* **INPUT DATA**
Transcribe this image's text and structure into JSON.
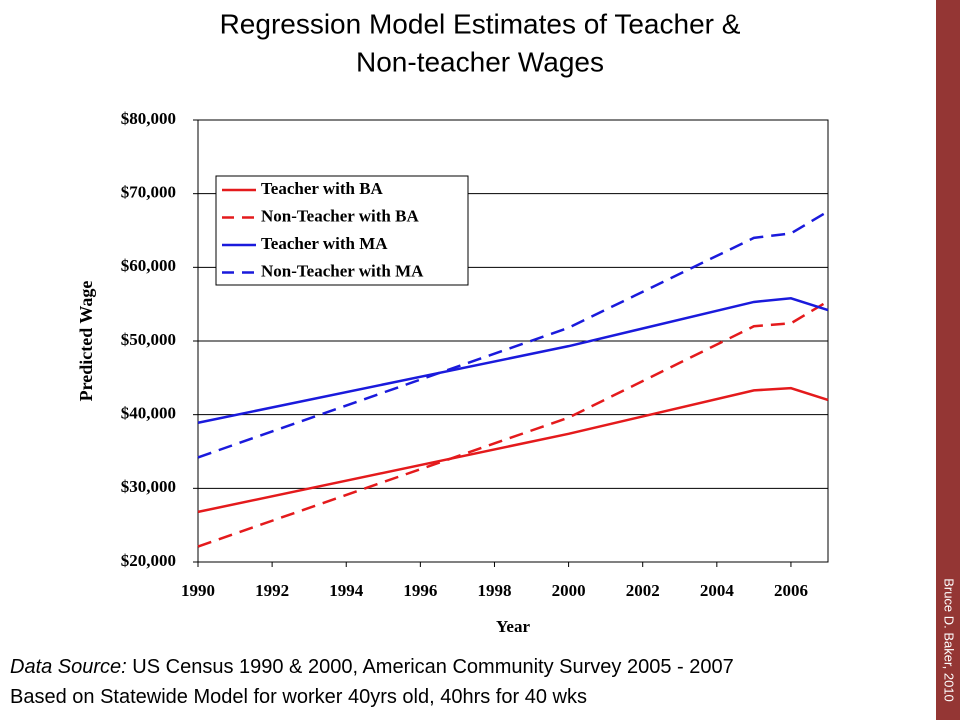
{
  "chart_data": {
    "type": "line",
    "title_lines": [
      "Regression Model Estimates of Teacher &",
      "Non-teacher Wages"
    ],
    "x_label": "Year",
    "y_label": "Predicted Wage",
    "x": [
      1990,
      2000,
      2005,
      2006,
      2007
    ],
    "series": [
      {
        "name": "Teacher with BA",
        "color": "#e41a1c",
        "dash": false,
        "values": [
          26800,
          37400,
          43300,
          43600,
          42000
        ]
      },
      {
        "name": "Non-Teacher with BA",
        "color": "#e41a1c",
        "dash": true,
        "values": [
          22100,
          39600,
          52000,
          52400,
          55400
        ]
      },
      {
        "name": "Teacher with MA",
        "color": "#1a1adc",
        "dash": false,
        "values": [
          38900,
          49300,
          55300,
          55800,
          54200
        ]
      },
      {
        "name": "Non-Teacher with MA",
        "color": "#1a1adc",
        "dash": true,
        "values": [
          34200,
          51800,
          64000,
          64600,
          67600
        ]
      }
    ],
    "xlim": [
      1990,
      2007
    ],
    "xticks": [
      1990,
      1992,
      1994,
      1996,
      1998,
      2000,
      2002,
      2004,
      2006
    ],
    "ylim": [
      20000,
      80000
    ],
    "yticks": [
      {
        "value": 20000,
        "label": "$20,000"
      },
      {
        "value": 30000,
        "label": "$30,000"
      },
      {
        "value": 40000,
        "label": "$40,000"
      },
      {
        "value": 50000,
        "label": "$50,000"
      },
      {
        "value": 60000,
        "label": "$60,000"
      },
      {
        "value": 70000,
        "label": "$70,000"
      },
      {
        "value": 80000,
        "label": "$80,000"
      }
    ],
    "grid": true,
    "legend": "upper left"
  },
  "footnote": {
    "source_label": "Data Source:",
    "source_text": "US Census 1990 & 2000, American Community Survey 2005 - 2007",
    "model_text": "Based on Statewide Model for worker 40yrs old, 40hrs for 40 wks"
  },
  "side_label": "Bruce D. Baker, 2010"
}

* **STATED GOAL**
Tally the lines of the data that hold the string "Model". Answer with the number and nothing more.

* **ANSWER FOR THE TASK**
2